**TASK TO COMPLETE:** Identify the lines that contain the string "Assets", then copy each of them.

──────── AVAILABLE DATA

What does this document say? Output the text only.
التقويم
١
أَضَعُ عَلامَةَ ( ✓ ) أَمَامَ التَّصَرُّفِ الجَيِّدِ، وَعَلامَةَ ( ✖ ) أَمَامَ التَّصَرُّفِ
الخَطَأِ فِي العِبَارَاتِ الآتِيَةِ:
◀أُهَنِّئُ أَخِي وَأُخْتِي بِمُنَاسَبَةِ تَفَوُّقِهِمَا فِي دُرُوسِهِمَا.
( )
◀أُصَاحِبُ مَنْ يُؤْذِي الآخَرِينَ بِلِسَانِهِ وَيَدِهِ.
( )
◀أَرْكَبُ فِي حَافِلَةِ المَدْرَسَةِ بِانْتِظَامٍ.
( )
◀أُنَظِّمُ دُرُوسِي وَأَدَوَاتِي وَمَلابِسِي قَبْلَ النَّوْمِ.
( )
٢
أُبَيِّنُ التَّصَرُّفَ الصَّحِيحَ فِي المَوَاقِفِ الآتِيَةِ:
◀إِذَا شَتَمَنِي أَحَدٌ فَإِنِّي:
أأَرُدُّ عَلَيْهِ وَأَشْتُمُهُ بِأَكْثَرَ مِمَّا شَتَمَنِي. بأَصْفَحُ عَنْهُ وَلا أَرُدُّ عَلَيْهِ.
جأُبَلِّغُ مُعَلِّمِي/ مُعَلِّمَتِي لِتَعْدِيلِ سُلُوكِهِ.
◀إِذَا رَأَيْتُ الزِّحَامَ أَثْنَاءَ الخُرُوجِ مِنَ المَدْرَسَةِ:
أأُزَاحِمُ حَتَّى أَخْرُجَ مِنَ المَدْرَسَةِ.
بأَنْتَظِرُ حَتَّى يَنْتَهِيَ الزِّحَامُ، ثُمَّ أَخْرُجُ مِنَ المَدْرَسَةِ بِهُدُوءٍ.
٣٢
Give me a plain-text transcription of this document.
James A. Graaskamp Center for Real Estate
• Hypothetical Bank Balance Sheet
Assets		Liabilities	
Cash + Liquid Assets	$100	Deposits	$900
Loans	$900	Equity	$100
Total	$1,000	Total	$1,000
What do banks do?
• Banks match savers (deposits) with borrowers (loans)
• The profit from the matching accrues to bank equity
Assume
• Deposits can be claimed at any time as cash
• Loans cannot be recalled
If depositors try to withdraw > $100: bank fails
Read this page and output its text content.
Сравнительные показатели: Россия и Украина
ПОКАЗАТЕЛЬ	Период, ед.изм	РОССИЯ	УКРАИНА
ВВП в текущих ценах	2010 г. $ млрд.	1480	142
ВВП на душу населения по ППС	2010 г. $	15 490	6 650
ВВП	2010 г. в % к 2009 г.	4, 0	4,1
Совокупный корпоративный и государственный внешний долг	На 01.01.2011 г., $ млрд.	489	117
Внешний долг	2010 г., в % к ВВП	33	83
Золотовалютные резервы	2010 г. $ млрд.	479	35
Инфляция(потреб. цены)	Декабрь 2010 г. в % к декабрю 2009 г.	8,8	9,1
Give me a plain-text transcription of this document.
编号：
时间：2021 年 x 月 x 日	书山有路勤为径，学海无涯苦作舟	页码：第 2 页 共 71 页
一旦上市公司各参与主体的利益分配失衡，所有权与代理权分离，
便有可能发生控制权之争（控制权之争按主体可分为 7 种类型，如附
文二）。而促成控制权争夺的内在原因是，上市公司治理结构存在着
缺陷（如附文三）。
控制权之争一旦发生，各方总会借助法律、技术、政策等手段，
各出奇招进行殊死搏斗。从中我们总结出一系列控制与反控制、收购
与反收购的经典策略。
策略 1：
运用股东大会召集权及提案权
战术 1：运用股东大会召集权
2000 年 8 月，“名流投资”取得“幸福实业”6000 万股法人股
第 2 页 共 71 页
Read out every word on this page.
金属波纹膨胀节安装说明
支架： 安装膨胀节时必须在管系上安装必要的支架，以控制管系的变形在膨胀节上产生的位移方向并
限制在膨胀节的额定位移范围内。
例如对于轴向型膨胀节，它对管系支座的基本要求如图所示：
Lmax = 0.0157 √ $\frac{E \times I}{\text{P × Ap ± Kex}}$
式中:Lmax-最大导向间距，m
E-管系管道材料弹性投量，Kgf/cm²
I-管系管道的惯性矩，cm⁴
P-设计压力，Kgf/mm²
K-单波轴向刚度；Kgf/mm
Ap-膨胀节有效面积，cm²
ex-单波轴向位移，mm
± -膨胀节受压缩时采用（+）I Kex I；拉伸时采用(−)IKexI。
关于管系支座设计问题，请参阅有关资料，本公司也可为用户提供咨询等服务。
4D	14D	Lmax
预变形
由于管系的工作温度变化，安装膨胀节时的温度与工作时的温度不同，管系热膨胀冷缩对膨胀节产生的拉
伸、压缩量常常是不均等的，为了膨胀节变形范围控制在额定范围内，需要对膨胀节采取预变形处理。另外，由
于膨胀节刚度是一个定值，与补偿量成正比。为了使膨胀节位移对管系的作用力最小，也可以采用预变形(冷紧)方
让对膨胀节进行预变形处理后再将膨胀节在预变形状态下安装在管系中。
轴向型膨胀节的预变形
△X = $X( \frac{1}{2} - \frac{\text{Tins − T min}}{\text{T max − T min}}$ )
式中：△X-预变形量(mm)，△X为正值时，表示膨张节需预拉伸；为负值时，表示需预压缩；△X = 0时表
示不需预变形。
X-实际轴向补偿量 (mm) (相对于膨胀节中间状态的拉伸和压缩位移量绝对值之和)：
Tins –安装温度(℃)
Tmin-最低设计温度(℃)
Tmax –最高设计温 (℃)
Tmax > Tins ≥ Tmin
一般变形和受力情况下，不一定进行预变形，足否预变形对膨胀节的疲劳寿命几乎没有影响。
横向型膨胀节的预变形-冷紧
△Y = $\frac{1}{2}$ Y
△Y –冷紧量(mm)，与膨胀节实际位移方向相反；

────────────────

**FINISHED ANSWER:**
Assets		Liabilities	
Cash + Liquid Assets	$100	Deposits	$900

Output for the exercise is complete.